What you have to do: Below is a listing. Gather each line of it that contains "市科技局".

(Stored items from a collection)
----
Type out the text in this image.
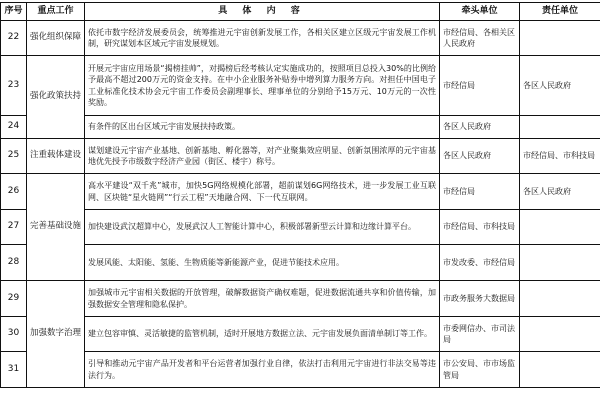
序号	重点工作	具 体 内 容	牵头单位	责任单位
22	强化组织保障	依托市数字经济发展委员会，统筹推进元宇宙创新发展工作，各相关区建立区级元宇宙发展工作机制，研究谋划本区域元宇宙发展规划。	市经信局、各相关区人民政府	
23	强化政策扶持	开展元宇宙应用场景“揭榜挂帅”，对揭榜后经考核认定实施成功的，按照项目总投入30%的比例给予最高不超过200万元的资金支持。在中小企业服务补贴券中增列算力服务方向。对担任中国电子工业标准化技术协会元宇宙工作委员会副理事长、理事单位的分别给予15万元、10万元的一次性奖励。	市经信局	各区人民政府
24		有条件的区出台区域元宇宙发展扶持政策。	各区人民政府	
25	注重载体建设	谋划建设元宇宙产业基地、创新基地、孵化器等，对产业聚集效应明显、创新氛围浓厚的元宇宙基地优先授予市级数字经济产业园（街区、楼宇）称号。	各区人民政府	市经信局、市科技局
26	完善基础设施	高水平建设“双千兆”城市，加快5G网络规模化部署，超前谋划6G网络技术，进一步发展工业互联网、区块链“星火链网”“行云工程”天地融合网、下一代互联网。	市经信局	各区人民政府
27		加快建设武汉超算中心，发展武汉人工智能计算中心，积极部署新型云计算和边缘计算平台。	市经信局、市科技局	
28		发展风能、太阳能、氢能、生物质能等新能源产业，促进节能技术应用。	市发改委、市经信局	
29	加强数字治理	加强城市元宇宙相关数据的开放管理，破解数据资产确权难题，促进数据流通共享和价值传输，加强数据安全管理和隐私保护。	市政务服务大数据局	
30		建立包容审慎、灵活敏捷的监管机制，适时开展地方数据立法、元宇宙发展负面清单制订等工作。	市委网信办、市司法局	
31		引导和推动元宇宙产品开发者和平台运营者加强行业自律，依法打击利用元宇宙进行非法交易等违法行为。	市公安局、市市场监管局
----
Complete answer:
25	注重载体建设	谋划建设元宇宙产业基地、创新基地、孵化器等，对产业聚集效应明显、创新氛围浓厚的元宇宙基地优先授予市级数字经济产业园（街区、楼宇）称号。	各区人民政府	市经信局、市科技局
27		加快建设武汉超算中心，发展武汉人工智能计算中心，积极部署新型云计算和边缘计算平台。	市经信局、市科技局	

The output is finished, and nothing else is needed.